▶ Selected extract:

--------------------

Some array data structures do not reallocate storage, but do store a count of the number of elements of the array in use, called the count or size. This effectively makes the array a dynamic array with a fixed maximum size or capacity; Pascal strings are examples of this.
More complicated ("non-linear") formulas are occasionally used. For a compact two-dimensional triangular array, for instance, the addressing formula is a polynomial of degree 2.
Both store and select take (deterministic worst case) constant time. Arrays take linear (O(n)) space in the number of elements n that they hold.
In an array with element size k and on a machine with a cache line size of B bytes, iterating through an array of n elements requires the minimum of ceiling(nk/B) cache misses, because its elements occupy contiguous memory locations. This is roughly a factor of B/k better than the number of cache misses needed to access n elements at random memory locations. As a consequence, sequential iteration over an array is noticeably faster in practice than iteration over many other data structures, a property called locality of reference (this does not mean however, that using a perfect hash or trivial hash within the same (local) array, will not be even faster - and achievable in constant time). Libraries provide low-level optimized facilities for copying ranges of memory (such as memcpy) which can be used to move contiguous blocks of array elements significantly faster than can be achieved through individual element access. The speedup of such optimized routines varies by array element size, architecture, and implementation.
Memory-wise, arrays are compact data structures with no per-element overhead. There may be a per-array overhead, e.g. to store index bounds, but this is language-dependent. It can also happen that elements stored in an array require less memory than the same elements stored in individual variables, because several array elements can be stored in a single word; such arrays are often called packed arrays. An extreme (but commonly used) case is the bit array, where every bit represents a single element. A single octet can thus hold up to 256 different combinations of up to 8 different conditions, in the most compact form.
Array accesses with statically predictable access patterns are a major source of data parallelism.
Array | Dynamic array |
Linked list |
Balanced tree |
|
---|---|---|---|---|
Indexing | Θ(1) | Θ(1) | Θ(n) | Θ(log n) |
Insertion/deletion at end | N/A | Θ(1) | Θ(1) | Θ(log n) |
Insertion/deletion in middle | N/A | Θ(n) | Θ(1) | Θ(log n) |
Wasted space (average) | 0 | Θ(n) | Θ(n) | Θ(n) |
Growable arrays are similar to arrays but add the ability to insert and delete elements; adding and deleting at the end is particularly efficient. However, they reserve linear (Θ(n)) additional storage, whereas arrays do not reserve additional storage.
Associative arrays provide a mechanism for array-like functionality without huge storage overheads when the index values are sparse. For example, an array that contains values only at indexes 1 and 2 billion may benefit from using such a structure. Specialized associative arrays with integer keys include Patricia tries, Judy arrays, and van Emde Boas trees.
Balanced trees require O(log n) time for indexed access, but also permit inserting or deleting elements in O(log n) time,[7] whereas growable arrays require linear (Θ(n)) time to insert or delete elements at an arbitrary position.
Linked lists allow constant time removal and insertion in the middle but take linear time for indexed access. Their memory use is typically worse than arrays, but is still linear.
An Iliffe vector is an alternative to a multidimensional array structure. It uses a one-dimensional array of references to arrays of one dimension less. For two dimensions, in particular, this alternative structure would be a vector of pointers to vectors, one for each row. Thus an element in row i and column j of an array A would be accessed by double indexing (A[i][j] in typical notation). This alternative structure allows ragged or jagged arrays, where each row may have a different size — or, in general, where the valid range of each index depends on the values of all preceding indices. It also saves one multiplication (by the column address increment) replacing it by a bit shift (to index the vector of row pointers) and one extra memory access (fetching the row address), which may be worthwhile in some architectures.
In computer science, the "dimension" of an array is its domain, namely the number of indices needed to select an element; whereas in mathematics it usually refers to the dimension of the set of all matrices, that is, the number of elements in the array. Thus, an array with 5 rows and 4 columns (hence 20 elements) is said to be "two-dimensional" in computing contexts, but "20-dimensional" in mathematics.

--------------------

▶ Problems:
A) From the passage on arrays, set down everything from "Some array data" down to "that they hold.".
B) In the passage on arrays, what are arrays that store several elements in a single word often called?

Element region listings
--------------------

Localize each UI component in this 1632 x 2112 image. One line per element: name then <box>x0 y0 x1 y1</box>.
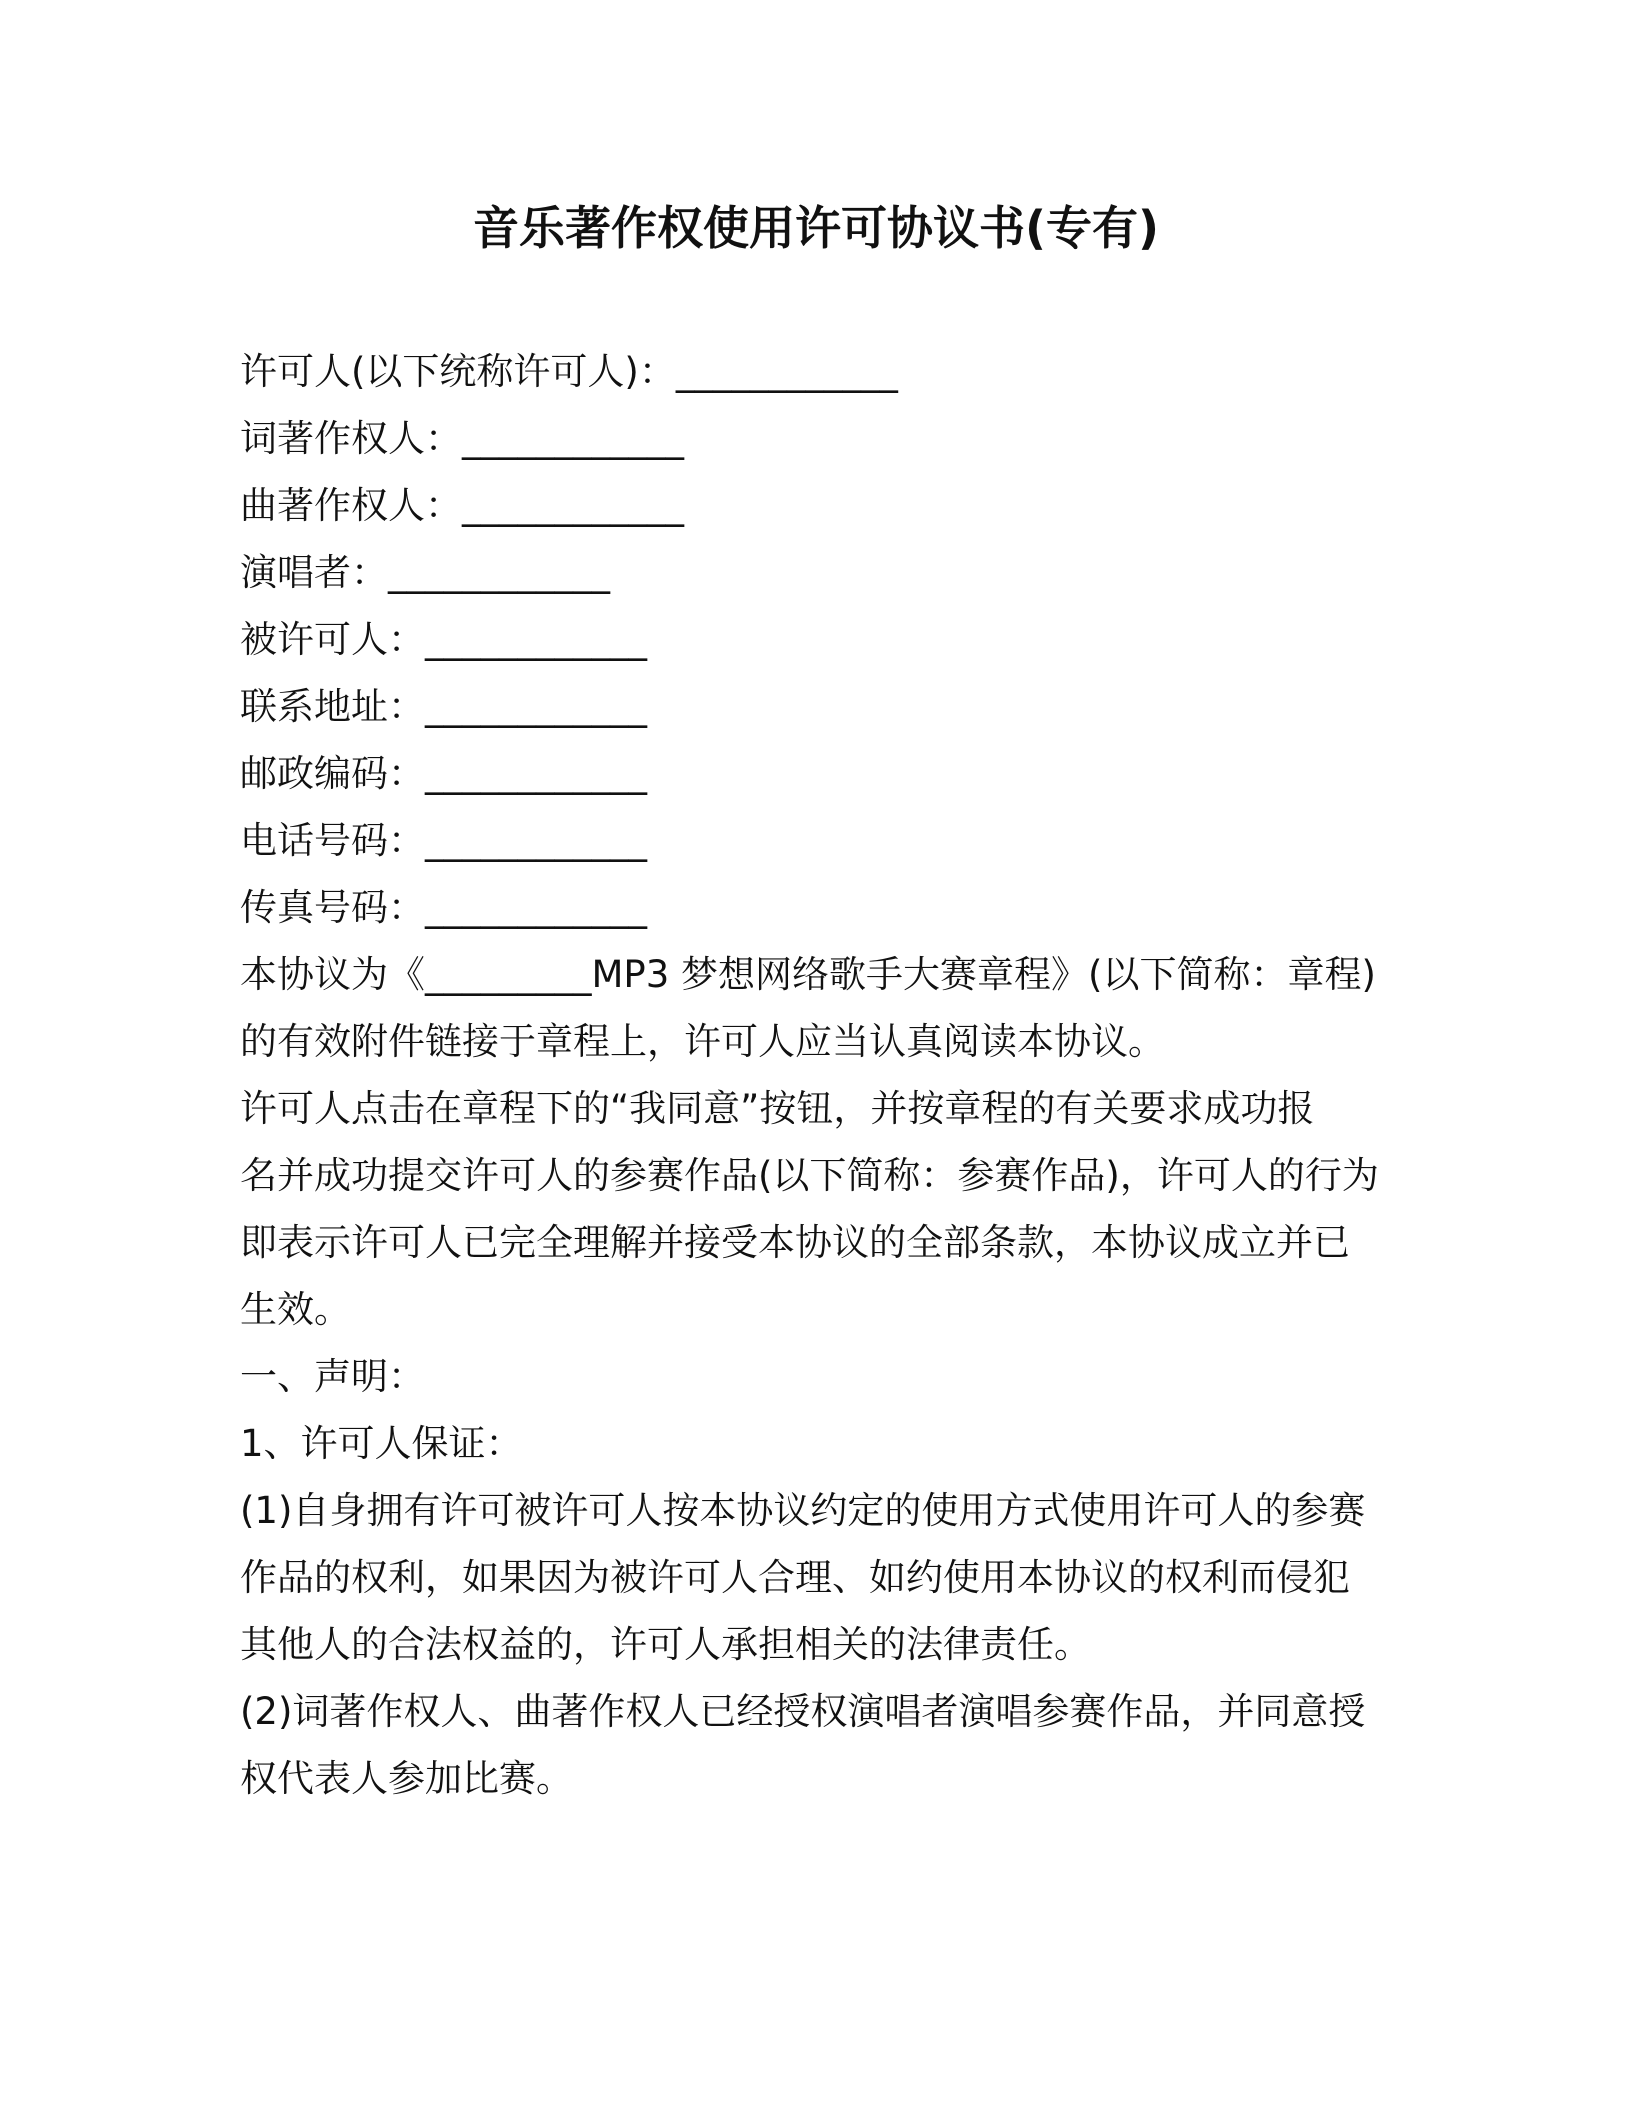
field-phone: 电话号码：____________ <box>240 819 647 862</box>
clause-line: 作品的权利，如果因为被许可人合理、如约使用本协议的权利而侵犯 <box>240 1556 1350 1599</box>
paragraph-line: 的有效附件链接于章程上，许可人应当认真阅读本协议。 <box>240 1020 1165 1063</box>
paragraph-line: 生效。 <box>240 1288 351 1331</box>
field-lyrics-copyright-owner: 词著作权人：____________ <box>240 417 684 460</box>
clause-line: 其他人的合法权益的，许可人承担相关的法律责任。 <box>240 1623 1091 1666</box>
document-title: 音乐著作权使用许可协议书(专有) <box>472 201 1160 255</box>
field-postal-code: 邮政编码：____________ <box>240 752 647 795</box>
clause-line: (1)自身拥有许可被许可人按本协议约定的使用方式使用许可人的参赛 <box>240 1489 1366 1532</box>
paragraph-line: 本协议为《_________MP3 梦想网络歌手大赛章程》(以下简称：章程) <box>240 953 1376 996</box>
paragraph-line: 名并成功提交许可人的参赛作品(以下简称：参赛作品)，许可人的行为 <box>240 1154 1379 1197</box>
field-licensee: 被许可人：____________ <box>240 618 647 661</box>
clause-line: 权代表人参加比赛。 <box>240 1757 573 1800</box>
field-licensor: 许可人(以下统称许可人)：____________ <box>240 350 898 393</box>
paragraph-line: 许可人点击在章程下的“我同意”按钮，并按章程的有关要求成功报 <box>240 1087 1315 1130</box>
paragraph-line: 即表示许可人已完全理解并接受本协议的全部条款，本协议成立并已 <box>240 1221 1350 1264</box>
field-music-copyright-owner: 曲著作权人：____________ <box>240 484 684 527</box>
section-heading-declaration: 一、声明： <box>240 1355 425 1398</box>
subsection-heading-licensor-guarantee: 1、许可人保证： <box>240 1422 523 1465</box>
field-fax: 传真号码：____________ <box>240 886 647 929</box>
clause-line: (2)词著作权人、曲著作权人已经授权演唱者演唱参赛作品，并同意授 <box>240 1690 1366 1733</box>
field-performer: 演唱者：____________ <box>240 551 610 594</box>
document-body <box>240 338 1390 1812</box>
field-address: 联系地址：____________ <box>240 685 647 728</box>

--------------------

▶ Answers by task:
A)
Some array data structures do not reallocate storage, but do store a count of the number of elements of the array in use, called the count or size. This effectively makes the array a dynamic array with a fixed maximum size or capacity; Pascal strings are examples of this.
More complicated ("non-linear") formulas are occasionally used. For a compact two-dimensional triangular array, for instance, the addressing formula is a polynomial of degree 2.
Both store and select take (deterministic worst case) constant time. Arrays take linear (O(n)) space in the number of elements n that they hold.

B) Packed arrays.